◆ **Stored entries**
##########

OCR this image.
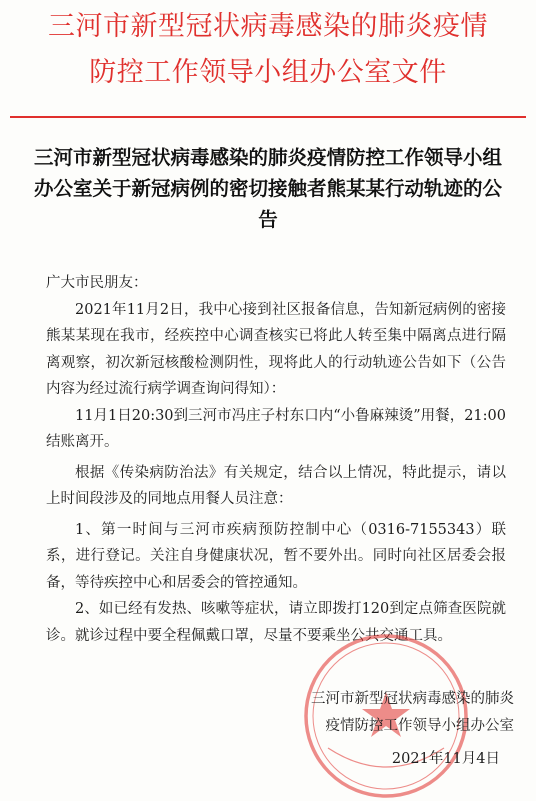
三河市新型冠状病毒感染的肺炎疫情
防控工作领导小组办公室文件
三河市新型冠状病毒感染的肺炎疫情防控工作领导小组办公室关于新冠病例的密切接触者熊某某行动轨迹的公告

广大市民朋友：

2021年11月2日，我中心接到社区报备信息，告知新冠病例的密接熊某某现在我市，经疾控中心调查核实已将此人转至集中隔离点进行隔离观察，初次新冠核酸检测阴性，现将此人的行动轨迹公告如下（公告内容为经过流行病学调查询问得知）：

11月1日20:30到三河市冯庄子村东口内“小鲁麻辣烫”用餐，21:00结账离开。

根据《传染病防治法》有关规定，结合以上情况，特此提示，请以上时间段涉及的同地点用餐人员注意：

1、第一时间与三河市疾病预防控制中心（0316-7155343）联系，进行登记。关注自身健康状况，暂不要外出。同时向社区居委会报备，等待疾控中心和居委会的管控通知。

2、如已经有发热、咳嗽等症状，请立即拨打120到定点筛查医院就诊。就诊过程中要全程佩戴口罩，尽量不要乘坐公共交通工具。

三河市新型冠状病毒感染的肺炎
疫情防控工作领导小组办公室
2021年11月4日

##########

◆ **OBJECTIVE**
An exact transcription of all the entries is required, without the pictures.

◆ **RESULT FOR THIS EXERCISE**
OCR this image.
三河市新型冠状病毒感染的肺炎疫情
防控工作领导小组办公室文件
三河市新型冠状病毒感染的肺炎疫情防控工作领导小组办公室关于新冠病例的密切接触者熊某某行动轨迹的公告

广大市民朋友：

2021年11月2日，我中心接到社区报备信息，告知新冠病例的密接熊某某现在我市，经疾控中心调查核实已将此人转至集中隔离点进行隔离观察，初次新冠核酸检测阴性，现将此人的行动轨迹公告如下（公告内容为经过流行病学调查询问得知）：

11月1日20:30到三河市冯庄子村东口内“小鲁麻辣烫”用餐，21:00结账离开。

根据《传染病防治法》有关规定，结合以上情况，特此提示，请以上时间段涉及的同地点用餐人员注意：

1、第一时间与三河市疾病预防控制中心（0316-7155343）联系，进行登记。关注自身健康状况，暂不要外出。同时向社区居委会报备，等待疾控中心和居委会的管控通知。

2、如已经有发热、咳嗽等症状，请立即拨打120到定点筛查医院就诊。就诊过程中要全程佩戴口罩，尽量不要乘坐公共交通工具。

三河市新型冠状病毒感染的肺炎
疫情防控工作领导小组办公室
2021年11月4日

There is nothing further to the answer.